## TASK PROMPT
Review the material line by line. Identify and copy every line that contains the string "CRÉANCES".

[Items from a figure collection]
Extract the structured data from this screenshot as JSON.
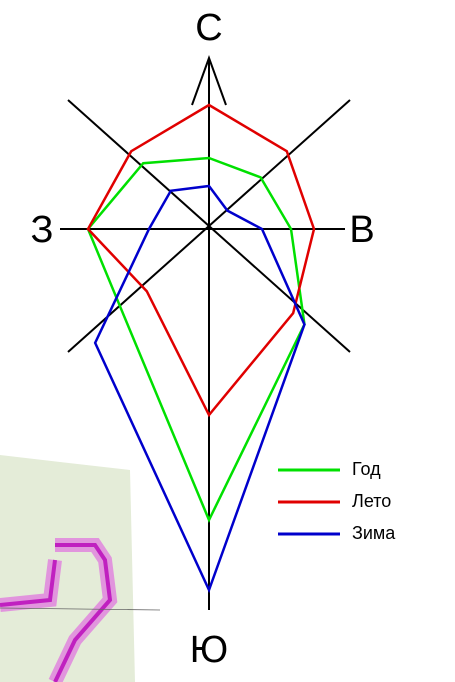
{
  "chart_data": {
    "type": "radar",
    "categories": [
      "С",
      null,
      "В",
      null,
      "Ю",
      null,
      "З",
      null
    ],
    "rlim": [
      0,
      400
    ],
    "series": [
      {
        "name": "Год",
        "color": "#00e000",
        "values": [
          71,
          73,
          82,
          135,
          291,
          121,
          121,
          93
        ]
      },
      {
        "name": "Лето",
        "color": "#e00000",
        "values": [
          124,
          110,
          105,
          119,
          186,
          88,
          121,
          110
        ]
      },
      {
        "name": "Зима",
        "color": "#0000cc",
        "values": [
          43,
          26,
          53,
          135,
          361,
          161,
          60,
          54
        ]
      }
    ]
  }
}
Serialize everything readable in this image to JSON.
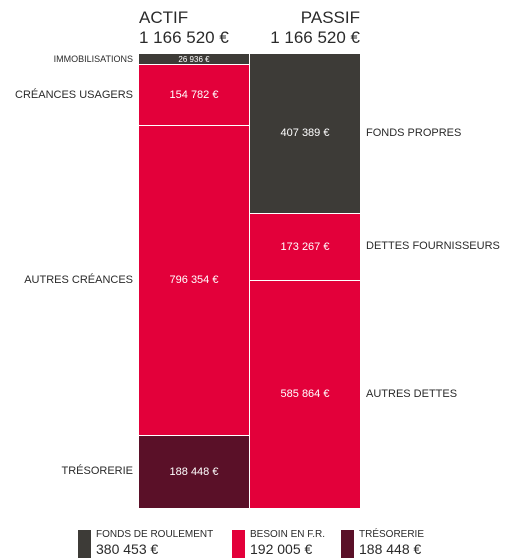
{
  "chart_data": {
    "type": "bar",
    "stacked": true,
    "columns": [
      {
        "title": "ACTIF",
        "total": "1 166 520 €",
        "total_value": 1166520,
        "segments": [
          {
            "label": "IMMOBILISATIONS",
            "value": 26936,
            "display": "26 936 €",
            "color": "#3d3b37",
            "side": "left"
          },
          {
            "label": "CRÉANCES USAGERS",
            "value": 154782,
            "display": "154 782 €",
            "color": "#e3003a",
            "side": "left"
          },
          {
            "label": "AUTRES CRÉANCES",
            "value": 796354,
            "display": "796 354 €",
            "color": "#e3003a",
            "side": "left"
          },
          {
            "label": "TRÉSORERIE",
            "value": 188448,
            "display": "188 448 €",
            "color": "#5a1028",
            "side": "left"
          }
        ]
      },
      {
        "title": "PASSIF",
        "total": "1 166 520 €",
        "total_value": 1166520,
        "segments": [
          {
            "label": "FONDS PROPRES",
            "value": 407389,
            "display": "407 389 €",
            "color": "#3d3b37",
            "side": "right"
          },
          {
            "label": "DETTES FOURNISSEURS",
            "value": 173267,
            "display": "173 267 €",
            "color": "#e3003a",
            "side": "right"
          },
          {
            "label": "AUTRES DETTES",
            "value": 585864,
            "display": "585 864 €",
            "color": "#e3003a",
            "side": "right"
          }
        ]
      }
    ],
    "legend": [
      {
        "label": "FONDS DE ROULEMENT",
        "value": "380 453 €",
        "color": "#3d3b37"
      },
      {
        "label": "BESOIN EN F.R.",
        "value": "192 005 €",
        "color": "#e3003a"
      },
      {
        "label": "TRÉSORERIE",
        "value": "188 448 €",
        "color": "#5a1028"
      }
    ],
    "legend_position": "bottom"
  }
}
---
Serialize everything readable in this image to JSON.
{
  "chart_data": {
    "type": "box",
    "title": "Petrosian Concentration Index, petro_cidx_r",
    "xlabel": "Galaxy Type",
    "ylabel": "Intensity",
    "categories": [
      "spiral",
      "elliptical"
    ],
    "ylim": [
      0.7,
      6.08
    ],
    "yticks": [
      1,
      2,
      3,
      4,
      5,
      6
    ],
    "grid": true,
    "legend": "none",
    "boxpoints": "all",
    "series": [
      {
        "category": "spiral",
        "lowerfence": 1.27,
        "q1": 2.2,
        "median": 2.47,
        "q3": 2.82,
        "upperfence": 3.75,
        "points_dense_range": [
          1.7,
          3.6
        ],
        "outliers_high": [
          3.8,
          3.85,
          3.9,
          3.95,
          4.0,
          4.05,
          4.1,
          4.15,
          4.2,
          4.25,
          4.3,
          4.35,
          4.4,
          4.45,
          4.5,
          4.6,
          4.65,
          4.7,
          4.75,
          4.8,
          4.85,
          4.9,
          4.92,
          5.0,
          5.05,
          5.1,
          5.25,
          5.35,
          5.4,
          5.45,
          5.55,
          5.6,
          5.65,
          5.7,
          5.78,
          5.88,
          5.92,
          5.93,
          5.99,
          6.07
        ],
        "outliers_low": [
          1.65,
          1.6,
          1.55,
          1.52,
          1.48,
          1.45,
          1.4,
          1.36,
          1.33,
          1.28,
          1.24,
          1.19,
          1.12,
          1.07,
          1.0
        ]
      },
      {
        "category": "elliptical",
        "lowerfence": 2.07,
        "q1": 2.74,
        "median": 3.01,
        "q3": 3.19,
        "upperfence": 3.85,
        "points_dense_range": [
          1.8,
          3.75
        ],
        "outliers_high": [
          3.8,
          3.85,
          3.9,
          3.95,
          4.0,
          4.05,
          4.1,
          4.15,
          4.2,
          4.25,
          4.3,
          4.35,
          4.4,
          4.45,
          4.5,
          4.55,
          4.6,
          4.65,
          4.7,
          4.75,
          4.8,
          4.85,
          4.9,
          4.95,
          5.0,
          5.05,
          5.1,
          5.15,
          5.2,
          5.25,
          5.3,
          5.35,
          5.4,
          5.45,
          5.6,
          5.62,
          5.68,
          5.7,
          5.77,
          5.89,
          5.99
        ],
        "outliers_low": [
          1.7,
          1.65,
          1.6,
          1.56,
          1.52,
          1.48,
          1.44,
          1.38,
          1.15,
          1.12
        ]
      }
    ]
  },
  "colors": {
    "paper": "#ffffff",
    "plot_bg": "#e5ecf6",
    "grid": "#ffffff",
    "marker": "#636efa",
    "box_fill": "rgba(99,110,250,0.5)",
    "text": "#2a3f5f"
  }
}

## TASK SOLUTION
            "label": "CRÉANCES USAGERS",
            "label": "AUTRES CRÉANCES",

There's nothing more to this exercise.